● **Short task**:
Spot each line in the records below where the word "Start" occurs, then copy it.

━━ Records shown

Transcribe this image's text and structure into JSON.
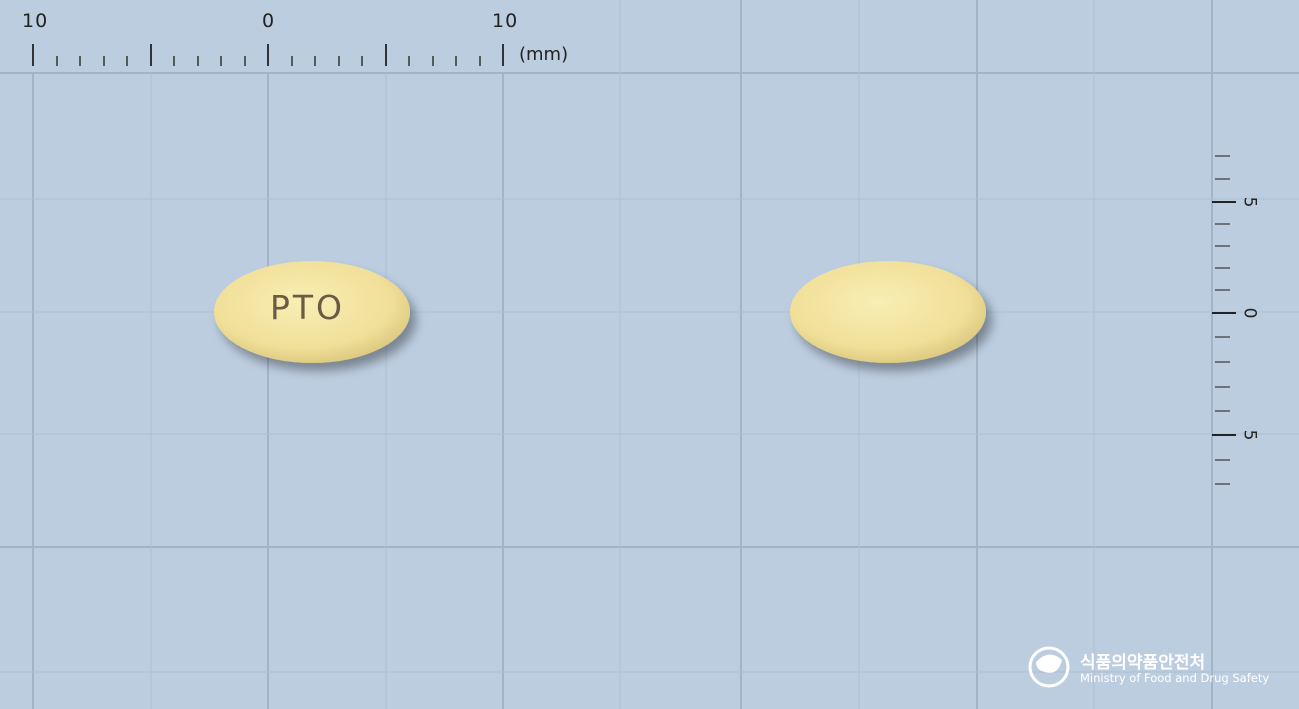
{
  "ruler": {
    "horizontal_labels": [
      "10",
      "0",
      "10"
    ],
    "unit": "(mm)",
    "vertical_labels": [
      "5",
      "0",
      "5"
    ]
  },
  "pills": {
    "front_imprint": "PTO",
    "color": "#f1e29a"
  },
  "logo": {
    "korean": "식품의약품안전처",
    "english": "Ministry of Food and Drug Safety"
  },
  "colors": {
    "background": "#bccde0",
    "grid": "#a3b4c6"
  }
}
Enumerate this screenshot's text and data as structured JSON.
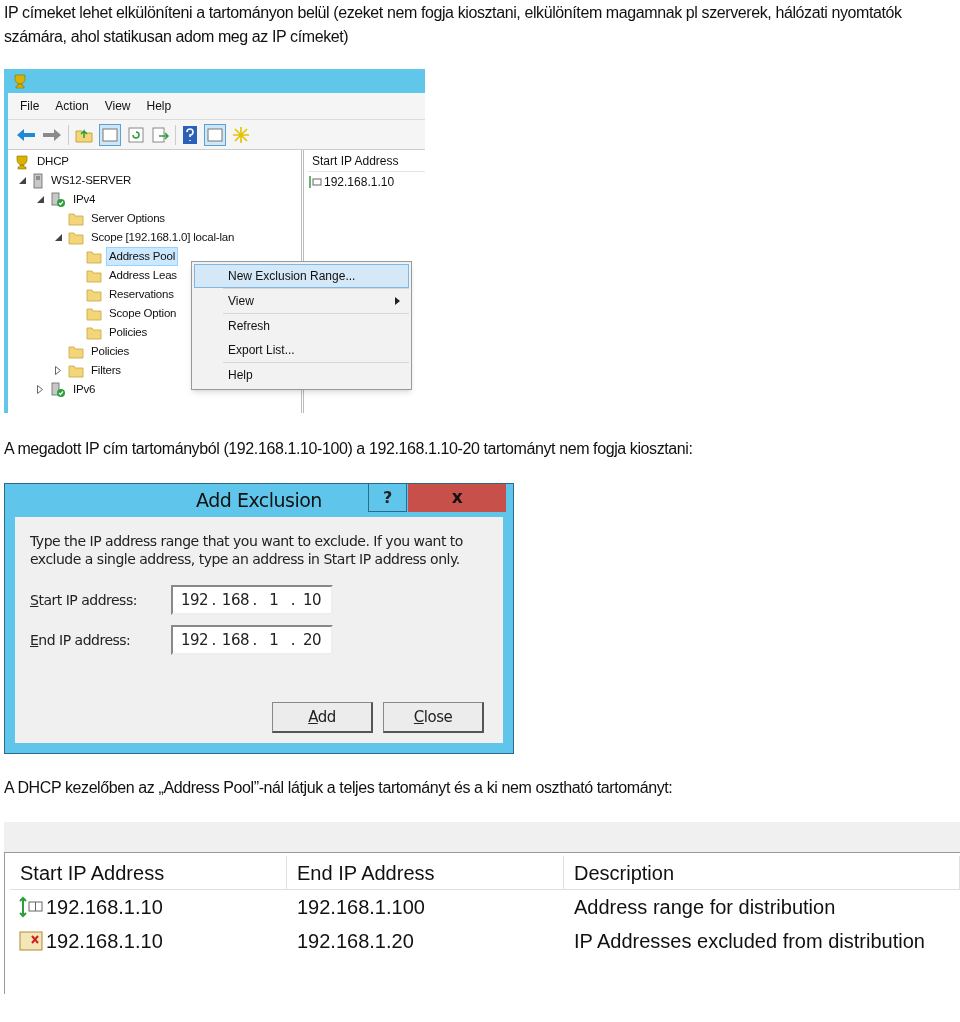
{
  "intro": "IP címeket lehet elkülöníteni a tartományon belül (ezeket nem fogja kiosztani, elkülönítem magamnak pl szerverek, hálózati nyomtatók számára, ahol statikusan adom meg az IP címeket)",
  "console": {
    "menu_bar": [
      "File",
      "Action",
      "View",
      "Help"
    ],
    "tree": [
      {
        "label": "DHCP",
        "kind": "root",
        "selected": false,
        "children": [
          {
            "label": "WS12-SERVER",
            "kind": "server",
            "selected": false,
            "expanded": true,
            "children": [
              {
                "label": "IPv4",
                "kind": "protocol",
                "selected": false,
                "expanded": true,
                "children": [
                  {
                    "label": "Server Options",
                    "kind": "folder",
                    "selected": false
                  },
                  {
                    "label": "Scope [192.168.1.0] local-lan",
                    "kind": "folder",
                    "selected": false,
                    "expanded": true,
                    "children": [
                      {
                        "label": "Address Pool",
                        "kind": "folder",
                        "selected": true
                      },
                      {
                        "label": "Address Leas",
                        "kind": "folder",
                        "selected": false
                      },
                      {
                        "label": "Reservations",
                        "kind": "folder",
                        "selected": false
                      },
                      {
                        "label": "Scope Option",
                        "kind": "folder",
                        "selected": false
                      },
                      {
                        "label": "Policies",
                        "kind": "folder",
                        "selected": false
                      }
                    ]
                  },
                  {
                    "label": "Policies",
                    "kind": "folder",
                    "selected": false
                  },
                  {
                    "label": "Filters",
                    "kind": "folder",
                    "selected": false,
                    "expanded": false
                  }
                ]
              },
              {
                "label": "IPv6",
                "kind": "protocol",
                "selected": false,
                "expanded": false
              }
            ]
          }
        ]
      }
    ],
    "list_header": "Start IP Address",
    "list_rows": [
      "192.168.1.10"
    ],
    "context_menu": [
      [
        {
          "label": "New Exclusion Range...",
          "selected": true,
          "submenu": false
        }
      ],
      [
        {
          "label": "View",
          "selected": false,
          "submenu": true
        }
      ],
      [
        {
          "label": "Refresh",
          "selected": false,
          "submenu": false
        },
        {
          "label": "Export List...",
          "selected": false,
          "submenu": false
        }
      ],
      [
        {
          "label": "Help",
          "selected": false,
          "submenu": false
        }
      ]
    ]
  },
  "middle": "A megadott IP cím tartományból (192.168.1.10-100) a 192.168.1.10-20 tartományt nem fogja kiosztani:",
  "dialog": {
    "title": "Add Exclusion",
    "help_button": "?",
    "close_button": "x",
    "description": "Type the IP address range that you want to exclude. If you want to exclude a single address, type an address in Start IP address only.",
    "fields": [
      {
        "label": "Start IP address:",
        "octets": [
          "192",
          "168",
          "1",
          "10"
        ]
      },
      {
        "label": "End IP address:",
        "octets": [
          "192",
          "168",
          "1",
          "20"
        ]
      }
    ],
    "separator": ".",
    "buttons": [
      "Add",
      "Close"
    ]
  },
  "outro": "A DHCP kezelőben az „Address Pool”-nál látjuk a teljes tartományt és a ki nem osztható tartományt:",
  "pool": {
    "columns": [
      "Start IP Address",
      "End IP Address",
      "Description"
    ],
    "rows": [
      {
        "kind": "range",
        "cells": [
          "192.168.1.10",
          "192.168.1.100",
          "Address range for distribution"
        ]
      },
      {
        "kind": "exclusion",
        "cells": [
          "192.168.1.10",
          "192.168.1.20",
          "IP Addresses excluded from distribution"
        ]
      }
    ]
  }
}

━━━━

● **Exercise solution**:
    "list_header": "Start IP Address",
    "description": "Type the IP address range that you want to exclude. If you want to exclude a single address, type an address in Start IP address only.",
        "label": "Start IP address:",
      "Start IP Address",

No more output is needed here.